→ MATERIAL FOR THIS TASK

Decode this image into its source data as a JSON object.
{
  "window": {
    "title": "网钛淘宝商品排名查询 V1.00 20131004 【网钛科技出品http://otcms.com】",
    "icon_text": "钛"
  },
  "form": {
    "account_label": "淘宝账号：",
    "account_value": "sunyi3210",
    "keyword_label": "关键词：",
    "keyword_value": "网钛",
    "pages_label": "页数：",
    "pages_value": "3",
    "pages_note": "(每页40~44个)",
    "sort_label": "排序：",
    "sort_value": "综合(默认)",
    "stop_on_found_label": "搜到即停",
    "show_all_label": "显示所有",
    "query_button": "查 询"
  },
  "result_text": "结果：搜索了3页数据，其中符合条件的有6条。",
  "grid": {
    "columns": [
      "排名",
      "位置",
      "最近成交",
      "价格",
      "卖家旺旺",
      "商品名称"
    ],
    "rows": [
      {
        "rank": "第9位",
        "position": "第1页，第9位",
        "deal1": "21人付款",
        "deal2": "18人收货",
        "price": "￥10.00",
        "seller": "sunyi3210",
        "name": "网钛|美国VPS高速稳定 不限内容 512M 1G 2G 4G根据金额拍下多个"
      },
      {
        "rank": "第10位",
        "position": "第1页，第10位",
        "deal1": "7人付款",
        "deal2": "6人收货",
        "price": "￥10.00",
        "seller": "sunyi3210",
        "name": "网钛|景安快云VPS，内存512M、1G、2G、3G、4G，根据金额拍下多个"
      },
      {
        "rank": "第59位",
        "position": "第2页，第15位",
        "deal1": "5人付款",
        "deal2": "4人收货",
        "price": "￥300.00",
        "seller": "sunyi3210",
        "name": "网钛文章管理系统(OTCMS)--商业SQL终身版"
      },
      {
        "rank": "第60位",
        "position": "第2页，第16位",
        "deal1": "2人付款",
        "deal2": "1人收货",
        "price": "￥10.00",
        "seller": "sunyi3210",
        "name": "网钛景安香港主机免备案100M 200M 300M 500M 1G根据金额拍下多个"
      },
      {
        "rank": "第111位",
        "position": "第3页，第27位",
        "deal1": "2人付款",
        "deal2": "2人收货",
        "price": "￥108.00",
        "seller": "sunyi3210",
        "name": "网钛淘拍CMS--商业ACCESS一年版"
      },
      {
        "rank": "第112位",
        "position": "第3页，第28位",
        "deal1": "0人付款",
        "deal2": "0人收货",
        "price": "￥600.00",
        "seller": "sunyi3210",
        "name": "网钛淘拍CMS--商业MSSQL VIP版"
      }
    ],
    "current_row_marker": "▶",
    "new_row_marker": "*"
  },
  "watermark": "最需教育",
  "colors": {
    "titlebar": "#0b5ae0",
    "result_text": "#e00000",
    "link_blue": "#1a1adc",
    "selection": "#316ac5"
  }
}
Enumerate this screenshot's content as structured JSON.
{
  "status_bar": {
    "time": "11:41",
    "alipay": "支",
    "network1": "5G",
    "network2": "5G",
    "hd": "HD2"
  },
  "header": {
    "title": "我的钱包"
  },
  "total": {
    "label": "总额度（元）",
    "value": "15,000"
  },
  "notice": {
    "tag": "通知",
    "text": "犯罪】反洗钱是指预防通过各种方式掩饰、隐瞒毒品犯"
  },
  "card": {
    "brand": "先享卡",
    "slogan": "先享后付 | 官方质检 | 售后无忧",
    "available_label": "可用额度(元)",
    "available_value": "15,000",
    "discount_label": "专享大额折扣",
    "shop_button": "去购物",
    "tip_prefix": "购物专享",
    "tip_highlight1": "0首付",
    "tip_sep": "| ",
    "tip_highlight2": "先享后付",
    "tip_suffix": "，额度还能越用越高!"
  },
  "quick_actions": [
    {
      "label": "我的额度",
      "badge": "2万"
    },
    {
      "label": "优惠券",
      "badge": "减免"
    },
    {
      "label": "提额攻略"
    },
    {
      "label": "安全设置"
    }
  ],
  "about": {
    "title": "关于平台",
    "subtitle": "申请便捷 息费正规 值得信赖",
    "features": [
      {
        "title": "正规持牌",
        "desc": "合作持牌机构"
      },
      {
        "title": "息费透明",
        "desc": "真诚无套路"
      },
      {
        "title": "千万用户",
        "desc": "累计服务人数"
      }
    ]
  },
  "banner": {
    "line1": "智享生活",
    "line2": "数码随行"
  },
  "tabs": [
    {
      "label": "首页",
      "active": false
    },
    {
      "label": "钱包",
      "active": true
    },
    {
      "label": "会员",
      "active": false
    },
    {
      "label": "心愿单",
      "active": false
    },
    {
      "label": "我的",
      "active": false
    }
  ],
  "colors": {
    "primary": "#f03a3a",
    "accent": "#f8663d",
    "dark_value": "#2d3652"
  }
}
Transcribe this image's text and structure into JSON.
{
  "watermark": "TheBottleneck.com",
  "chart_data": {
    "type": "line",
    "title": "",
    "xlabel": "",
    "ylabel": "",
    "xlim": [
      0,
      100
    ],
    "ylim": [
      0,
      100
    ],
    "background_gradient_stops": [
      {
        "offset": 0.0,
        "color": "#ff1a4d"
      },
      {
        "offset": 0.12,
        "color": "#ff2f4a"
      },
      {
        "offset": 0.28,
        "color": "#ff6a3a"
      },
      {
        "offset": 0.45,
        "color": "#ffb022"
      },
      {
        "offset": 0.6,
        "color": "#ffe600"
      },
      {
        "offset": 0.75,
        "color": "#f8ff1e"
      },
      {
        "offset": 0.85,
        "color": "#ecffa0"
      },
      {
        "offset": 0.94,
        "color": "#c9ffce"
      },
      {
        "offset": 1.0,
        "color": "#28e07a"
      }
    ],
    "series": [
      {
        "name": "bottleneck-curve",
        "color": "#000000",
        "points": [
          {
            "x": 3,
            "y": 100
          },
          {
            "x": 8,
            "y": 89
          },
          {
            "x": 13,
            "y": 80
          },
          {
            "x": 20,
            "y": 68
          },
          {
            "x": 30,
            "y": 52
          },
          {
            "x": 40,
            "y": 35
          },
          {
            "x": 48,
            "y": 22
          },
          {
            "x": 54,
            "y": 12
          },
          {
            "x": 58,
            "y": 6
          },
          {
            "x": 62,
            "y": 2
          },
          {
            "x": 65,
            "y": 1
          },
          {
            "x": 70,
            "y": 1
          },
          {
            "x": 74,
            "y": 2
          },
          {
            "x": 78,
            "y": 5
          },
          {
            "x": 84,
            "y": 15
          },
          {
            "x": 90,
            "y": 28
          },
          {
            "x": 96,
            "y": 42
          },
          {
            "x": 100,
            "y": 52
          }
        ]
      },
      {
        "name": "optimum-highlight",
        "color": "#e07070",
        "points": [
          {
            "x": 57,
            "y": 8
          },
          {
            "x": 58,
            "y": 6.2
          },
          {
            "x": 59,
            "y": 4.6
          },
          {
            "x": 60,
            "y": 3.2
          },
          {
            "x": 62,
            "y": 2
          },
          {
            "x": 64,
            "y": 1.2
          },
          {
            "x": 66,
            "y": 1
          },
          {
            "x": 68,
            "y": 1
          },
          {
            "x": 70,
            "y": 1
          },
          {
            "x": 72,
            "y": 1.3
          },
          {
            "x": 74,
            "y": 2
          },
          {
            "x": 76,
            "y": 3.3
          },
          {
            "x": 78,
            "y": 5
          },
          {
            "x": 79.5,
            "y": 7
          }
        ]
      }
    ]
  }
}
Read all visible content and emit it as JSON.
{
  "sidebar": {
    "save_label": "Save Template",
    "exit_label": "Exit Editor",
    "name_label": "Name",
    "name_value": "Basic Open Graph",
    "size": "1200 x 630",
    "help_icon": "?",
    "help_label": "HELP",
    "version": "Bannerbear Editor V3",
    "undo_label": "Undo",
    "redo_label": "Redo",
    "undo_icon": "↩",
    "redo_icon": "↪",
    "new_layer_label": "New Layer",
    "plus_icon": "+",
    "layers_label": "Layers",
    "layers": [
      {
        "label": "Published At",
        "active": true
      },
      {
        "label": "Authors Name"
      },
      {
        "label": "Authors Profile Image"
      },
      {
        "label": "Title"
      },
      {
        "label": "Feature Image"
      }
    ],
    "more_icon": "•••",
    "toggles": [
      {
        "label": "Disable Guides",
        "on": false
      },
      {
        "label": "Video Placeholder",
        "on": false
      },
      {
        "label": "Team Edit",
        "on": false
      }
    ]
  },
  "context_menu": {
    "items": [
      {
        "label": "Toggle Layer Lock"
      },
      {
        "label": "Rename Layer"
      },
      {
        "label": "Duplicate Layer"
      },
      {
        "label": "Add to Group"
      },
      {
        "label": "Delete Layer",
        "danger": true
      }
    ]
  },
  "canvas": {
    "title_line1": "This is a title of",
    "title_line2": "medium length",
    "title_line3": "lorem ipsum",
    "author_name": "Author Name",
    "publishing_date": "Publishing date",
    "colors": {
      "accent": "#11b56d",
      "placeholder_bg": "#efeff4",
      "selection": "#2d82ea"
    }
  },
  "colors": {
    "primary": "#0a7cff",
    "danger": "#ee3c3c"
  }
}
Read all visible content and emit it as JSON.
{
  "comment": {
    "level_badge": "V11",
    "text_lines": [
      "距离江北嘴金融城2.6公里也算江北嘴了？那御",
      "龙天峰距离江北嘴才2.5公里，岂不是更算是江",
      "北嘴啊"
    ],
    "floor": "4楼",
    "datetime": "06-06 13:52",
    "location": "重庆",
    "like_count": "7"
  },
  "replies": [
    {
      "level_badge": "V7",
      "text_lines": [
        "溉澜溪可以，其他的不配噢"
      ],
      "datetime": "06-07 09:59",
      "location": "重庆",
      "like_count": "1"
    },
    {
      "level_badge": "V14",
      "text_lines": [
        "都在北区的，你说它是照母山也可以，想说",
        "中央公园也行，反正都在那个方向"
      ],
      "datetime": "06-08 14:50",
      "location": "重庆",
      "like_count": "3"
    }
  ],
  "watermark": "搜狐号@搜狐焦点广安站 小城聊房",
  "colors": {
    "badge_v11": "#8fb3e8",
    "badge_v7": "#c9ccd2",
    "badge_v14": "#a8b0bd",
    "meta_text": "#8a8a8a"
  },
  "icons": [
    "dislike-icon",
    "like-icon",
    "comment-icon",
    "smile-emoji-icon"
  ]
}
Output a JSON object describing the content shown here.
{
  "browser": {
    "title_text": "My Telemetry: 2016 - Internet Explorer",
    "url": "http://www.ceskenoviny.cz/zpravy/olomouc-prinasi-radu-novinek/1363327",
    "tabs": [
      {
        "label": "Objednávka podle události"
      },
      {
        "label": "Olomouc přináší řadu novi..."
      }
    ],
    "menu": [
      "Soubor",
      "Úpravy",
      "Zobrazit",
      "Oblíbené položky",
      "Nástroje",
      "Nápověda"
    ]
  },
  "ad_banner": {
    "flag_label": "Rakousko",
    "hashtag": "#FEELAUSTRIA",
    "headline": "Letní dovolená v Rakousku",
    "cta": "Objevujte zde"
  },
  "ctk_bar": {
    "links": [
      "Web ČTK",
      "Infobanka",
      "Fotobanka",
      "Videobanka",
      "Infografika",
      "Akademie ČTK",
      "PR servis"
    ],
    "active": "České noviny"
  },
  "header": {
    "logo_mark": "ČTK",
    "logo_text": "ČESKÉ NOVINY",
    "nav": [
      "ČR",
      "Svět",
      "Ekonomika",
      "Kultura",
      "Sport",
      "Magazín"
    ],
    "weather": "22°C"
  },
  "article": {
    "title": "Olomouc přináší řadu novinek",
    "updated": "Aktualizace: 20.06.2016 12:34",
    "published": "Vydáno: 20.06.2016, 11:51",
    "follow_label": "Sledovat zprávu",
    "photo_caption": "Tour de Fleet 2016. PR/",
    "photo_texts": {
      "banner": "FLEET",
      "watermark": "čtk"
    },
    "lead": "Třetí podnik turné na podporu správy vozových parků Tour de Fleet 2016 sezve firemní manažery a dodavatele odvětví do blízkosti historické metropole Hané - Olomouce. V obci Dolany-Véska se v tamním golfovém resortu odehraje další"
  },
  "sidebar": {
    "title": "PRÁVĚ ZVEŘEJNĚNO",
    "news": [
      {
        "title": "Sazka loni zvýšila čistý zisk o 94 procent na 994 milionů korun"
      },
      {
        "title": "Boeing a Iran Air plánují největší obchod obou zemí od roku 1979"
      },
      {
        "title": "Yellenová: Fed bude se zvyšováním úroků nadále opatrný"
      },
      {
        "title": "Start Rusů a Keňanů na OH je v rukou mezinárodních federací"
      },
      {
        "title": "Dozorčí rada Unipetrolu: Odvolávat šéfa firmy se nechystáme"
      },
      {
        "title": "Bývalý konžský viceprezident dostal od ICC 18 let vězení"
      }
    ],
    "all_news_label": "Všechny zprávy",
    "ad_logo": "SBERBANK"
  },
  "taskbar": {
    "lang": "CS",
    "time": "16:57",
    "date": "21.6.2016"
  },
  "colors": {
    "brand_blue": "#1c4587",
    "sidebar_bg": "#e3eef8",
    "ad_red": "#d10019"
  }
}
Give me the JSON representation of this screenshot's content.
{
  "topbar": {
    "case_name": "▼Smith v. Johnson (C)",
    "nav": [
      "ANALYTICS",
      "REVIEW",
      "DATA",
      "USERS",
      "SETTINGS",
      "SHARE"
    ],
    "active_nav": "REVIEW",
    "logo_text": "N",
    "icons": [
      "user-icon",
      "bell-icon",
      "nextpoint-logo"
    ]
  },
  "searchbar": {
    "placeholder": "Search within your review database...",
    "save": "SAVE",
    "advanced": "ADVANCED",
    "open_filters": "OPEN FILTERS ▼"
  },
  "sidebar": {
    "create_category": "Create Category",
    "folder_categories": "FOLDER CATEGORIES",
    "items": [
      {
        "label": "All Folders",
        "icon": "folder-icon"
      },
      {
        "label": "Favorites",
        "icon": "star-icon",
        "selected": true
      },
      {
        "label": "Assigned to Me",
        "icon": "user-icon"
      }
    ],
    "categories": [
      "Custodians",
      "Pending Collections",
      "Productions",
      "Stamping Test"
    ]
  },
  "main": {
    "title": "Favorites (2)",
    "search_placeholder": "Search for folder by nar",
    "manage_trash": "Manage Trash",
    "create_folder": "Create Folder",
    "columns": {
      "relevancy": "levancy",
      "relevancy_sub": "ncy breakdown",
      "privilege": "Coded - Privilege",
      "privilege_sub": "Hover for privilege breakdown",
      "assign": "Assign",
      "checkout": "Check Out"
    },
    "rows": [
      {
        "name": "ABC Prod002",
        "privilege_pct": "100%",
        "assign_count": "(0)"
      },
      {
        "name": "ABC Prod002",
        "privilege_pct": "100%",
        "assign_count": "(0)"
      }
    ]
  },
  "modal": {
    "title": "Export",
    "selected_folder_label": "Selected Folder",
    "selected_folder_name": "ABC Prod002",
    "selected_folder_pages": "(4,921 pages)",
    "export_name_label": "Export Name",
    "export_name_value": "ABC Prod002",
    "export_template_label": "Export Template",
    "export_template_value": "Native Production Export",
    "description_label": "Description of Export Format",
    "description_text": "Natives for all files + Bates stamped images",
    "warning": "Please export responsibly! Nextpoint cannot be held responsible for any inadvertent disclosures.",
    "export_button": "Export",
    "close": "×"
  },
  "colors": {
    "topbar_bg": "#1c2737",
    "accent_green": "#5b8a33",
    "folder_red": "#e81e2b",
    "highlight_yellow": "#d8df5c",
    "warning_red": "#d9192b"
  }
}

→ GIVEN REQUEST
Return from the data every line that holds "true".

→ TASK RESULT
      "active": true
        "active": true
        "danger": true
        "selected": true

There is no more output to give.